_Records for this exercise_
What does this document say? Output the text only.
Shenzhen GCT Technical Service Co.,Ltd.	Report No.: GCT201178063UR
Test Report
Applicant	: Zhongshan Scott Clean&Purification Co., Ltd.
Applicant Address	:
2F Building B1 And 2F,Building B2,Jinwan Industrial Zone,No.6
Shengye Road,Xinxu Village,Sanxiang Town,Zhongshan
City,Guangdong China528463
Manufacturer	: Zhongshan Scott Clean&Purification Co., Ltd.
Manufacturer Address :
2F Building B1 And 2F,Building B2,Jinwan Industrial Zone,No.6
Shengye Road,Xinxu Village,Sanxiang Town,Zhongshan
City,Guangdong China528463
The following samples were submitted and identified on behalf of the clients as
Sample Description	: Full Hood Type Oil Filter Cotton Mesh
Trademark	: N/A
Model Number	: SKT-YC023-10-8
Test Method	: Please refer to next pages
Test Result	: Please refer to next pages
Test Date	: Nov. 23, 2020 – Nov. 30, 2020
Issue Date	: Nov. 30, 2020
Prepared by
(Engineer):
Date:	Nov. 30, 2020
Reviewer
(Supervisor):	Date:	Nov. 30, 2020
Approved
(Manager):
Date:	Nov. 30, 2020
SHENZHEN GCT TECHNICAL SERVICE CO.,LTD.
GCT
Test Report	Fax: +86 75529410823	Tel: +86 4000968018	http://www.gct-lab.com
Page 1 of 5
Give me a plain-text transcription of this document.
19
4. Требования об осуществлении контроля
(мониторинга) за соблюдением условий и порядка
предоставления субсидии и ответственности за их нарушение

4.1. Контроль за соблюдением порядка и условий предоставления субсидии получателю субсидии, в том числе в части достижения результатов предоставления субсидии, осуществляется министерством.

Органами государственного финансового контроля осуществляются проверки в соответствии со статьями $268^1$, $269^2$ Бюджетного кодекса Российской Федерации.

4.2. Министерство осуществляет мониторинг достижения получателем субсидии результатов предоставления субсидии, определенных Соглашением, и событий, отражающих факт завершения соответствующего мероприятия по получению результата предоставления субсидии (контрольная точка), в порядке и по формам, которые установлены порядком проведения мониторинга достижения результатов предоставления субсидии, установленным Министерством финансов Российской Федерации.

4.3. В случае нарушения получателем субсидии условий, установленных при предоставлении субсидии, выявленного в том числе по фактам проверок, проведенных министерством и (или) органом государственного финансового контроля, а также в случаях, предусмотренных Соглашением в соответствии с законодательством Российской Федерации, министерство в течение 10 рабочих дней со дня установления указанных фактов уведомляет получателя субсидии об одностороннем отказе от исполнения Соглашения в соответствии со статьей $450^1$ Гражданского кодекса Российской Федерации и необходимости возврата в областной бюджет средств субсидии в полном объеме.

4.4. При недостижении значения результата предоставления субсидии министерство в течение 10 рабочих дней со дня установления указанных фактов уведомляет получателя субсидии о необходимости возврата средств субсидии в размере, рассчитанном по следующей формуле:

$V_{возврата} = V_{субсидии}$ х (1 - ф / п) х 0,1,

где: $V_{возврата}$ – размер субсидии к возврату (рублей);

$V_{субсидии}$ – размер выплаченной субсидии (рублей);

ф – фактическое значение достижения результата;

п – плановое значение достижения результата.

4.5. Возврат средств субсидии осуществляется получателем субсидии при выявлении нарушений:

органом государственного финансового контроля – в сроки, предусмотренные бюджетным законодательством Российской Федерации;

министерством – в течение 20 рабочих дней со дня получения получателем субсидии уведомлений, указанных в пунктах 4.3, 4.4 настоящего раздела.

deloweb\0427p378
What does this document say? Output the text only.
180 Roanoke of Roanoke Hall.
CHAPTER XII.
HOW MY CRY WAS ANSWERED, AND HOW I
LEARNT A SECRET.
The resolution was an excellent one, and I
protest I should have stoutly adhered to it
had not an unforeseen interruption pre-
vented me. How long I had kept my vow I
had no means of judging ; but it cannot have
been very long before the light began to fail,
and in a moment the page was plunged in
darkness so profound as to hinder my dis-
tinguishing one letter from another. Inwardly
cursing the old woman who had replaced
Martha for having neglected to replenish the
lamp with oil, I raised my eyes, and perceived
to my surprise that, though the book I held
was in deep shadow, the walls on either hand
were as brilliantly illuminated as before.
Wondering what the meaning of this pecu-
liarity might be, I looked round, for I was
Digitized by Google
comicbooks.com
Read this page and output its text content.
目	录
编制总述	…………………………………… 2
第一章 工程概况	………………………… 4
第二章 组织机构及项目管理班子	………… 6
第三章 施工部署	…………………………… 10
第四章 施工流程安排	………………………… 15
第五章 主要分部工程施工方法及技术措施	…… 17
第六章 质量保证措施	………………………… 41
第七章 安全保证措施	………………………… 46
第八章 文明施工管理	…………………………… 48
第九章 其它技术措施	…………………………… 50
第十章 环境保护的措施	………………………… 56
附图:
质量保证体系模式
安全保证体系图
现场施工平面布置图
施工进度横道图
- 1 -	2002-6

_Goal_
State the count of lines that contain the string "органом". Nothing else is needed.

_Exercise result_
2